# start of RECORDS PROVIDED

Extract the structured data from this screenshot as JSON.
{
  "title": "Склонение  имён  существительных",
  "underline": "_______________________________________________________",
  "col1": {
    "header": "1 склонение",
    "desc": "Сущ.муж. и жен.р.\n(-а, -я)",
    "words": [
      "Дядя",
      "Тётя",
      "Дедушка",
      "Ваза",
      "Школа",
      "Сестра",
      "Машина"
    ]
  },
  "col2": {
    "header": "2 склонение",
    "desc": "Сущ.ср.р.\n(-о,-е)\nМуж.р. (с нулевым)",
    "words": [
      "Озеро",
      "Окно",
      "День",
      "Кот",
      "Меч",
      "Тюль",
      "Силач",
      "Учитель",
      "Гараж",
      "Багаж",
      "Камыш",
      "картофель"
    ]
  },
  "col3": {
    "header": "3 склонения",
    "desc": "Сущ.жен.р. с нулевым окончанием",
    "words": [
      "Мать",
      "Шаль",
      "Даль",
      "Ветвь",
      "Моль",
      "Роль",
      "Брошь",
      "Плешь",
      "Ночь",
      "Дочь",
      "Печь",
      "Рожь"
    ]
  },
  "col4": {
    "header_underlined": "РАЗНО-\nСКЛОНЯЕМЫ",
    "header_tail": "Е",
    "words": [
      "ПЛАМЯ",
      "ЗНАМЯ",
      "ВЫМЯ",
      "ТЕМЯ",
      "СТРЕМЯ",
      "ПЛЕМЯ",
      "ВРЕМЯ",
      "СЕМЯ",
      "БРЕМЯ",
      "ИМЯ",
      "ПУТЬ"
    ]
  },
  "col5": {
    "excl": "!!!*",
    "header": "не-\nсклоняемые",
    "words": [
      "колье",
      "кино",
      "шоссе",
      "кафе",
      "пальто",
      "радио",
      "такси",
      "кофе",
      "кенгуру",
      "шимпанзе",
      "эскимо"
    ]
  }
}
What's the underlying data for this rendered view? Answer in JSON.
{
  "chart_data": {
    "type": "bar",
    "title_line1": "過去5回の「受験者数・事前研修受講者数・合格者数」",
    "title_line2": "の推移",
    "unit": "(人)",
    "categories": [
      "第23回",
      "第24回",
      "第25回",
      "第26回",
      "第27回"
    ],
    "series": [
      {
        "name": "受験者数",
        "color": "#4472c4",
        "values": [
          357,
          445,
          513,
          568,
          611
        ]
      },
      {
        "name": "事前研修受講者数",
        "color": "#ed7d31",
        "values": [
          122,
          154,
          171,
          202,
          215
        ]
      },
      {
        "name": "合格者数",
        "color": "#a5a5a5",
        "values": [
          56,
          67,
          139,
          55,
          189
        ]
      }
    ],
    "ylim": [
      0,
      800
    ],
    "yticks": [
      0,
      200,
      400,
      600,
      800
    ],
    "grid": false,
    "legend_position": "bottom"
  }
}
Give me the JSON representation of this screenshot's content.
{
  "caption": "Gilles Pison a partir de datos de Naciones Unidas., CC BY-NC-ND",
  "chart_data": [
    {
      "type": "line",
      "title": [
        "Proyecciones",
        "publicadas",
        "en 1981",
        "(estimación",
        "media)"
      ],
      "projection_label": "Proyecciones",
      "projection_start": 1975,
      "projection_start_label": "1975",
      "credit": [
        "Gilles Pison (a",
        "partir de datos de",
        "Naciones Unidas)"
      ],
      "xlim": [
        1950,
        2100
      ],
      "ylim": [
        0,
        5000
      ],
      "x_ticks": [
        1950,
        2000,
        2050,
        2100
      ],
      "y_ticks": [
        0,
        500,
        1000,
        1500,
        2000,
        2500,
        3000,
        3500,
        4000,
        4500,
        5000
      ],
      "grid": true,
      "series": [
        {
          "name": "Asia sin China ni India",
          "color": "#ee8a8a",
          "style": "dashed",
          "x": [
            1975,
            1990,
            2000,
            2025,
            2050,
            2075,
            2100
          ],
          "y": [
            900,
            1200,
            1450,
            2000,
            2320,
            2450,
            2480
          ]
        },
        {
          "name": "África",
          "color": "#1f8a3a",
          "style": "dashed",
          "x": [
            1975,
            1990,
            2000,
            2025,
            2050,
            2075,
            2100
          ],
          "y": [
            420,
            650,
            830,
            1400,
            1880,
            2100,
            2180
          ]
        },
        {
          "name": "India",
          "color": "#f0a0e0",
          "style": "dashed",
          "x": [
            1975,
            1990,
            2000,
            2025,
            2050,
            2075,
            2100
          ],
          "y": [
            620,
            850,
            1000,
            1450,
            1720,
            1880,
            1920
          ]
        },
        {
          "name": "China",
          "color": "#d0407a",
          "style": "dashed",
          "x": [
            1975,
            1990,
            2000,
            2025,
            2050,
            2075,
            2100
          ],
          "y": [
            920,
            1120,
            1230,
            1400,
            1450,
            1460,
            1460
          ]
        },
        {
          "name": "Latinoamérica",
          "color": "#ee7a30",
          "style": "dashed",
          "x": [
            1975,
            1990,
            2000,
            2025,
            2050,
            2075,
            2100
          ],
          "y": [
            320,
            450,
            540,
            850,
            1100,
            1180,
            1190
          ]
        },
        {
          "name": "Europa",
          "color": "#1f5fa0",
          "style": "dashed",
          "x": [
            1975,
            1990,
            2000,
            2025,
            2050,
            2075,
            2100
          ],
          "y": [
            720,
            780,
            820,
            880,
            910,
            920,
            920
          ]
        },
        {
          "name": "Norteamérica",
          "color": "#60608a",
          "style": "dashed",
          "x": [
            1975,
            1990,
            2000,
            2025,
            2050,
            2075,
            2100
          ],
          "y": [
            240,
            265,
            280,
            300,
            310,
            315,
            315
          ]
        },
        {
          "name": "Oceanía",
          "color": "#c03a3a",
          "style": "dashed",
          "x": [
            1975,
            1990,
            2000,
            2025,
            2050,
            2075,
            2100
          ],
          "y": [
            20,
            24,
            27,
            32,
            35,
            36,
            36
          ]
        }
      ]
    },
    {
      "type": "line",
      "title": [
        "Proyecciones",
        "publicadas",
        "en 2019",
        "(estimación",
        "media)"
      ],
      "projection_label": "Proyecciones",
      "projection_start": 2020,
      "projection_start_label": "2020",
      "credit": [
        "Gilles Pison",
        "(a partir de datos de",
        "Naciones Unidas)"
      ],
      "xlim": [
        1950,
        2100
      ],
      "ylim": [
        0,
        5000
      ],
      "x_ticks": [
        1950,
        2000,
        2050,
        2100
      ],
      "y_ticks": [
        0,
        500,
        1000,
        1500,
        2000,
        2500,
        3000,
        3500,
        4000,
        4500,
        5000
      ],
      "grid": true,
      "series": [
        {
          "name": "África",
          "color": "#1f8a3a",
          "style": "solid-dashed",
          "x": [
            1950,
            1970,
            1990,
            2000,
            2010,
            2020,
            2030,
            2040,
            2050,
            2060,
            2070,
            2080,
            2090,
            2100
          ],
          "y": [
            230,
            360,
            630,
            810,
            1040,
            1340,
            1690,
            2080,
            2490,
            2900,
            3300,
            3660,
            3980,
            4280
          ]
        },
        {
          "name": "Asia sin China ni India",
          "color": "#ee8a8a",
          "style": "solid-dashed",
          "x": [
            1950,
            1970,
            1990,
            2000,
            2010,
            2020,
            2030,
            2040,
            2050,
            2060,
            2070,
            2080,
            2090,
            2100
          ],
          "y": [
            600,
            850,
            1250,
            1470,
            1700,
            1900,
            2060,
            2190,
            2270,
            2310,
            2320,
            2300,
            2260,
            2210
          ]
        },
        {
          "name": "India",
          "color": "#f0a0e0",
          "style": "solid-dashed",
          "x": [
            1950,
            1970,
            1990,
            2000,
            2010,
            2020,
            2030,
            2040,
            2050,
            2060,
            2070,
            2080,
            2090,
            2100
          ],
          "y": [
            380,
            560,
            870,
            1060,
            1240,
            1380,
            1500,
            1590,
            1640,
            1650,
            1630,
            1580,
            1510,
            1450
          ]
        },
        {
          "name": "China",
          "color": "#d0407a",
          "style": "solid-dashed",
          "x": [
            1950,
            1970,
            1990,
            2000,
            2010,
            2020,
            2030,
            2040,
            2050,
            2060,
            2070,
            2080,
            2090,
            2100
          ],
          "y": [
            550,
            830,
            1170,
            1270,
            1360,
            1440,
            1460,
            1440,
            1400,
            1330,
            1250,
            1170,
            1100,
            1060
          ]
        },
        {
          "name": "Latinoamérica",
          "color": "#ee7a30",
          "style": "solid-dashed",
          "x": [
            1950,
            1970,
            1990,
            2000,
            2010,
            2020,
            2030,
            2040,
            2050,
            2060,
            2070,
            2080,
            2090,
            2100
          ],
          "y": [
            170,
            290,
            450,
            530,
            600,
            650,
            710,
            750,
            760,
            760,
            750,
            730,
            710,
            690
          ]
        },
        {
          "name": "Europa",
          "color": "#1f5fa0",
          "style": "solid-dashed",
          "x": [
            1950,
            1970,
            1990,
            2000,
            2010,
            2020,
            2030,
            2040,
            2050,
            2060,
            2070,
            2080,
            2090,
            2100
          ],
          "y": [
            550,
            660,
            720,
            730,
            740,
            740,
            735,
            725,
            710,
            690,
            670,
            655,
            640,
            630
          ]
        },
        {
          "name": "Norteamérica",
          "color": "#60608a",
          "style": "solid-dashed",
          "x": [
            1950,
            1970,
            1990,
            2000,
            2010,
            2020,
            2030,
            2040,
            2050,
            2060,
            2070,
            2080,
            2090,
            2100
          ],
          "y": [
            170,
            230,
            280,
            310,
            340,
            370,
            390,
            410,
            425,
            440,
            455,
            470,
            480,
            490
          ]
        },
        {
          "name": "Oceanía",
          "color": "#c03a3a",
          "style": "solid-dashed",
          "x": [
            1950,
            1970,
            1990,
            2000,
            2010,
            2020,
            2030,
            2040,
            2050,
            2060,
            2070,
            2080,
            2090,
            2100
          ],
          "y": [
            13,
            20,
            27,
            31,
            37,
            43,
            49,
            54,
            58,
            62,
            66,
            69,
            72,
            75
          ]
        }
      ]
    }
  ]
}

# end of RECORDS PROVIDED

■ **WORK TO COMPLETE**: Scan the material above for the string "desc" and report each line where you find it.

■ **ANSWER**:
    "desc": "Сущ.муж. и жен.р.\n(-а, -я)",
    "desc": "Сущ.ср.р.\n(-о,-е)\nМуж.р. (с нулевым)",
    "desc": "Сущ.жен.р. с нулевым окончанием",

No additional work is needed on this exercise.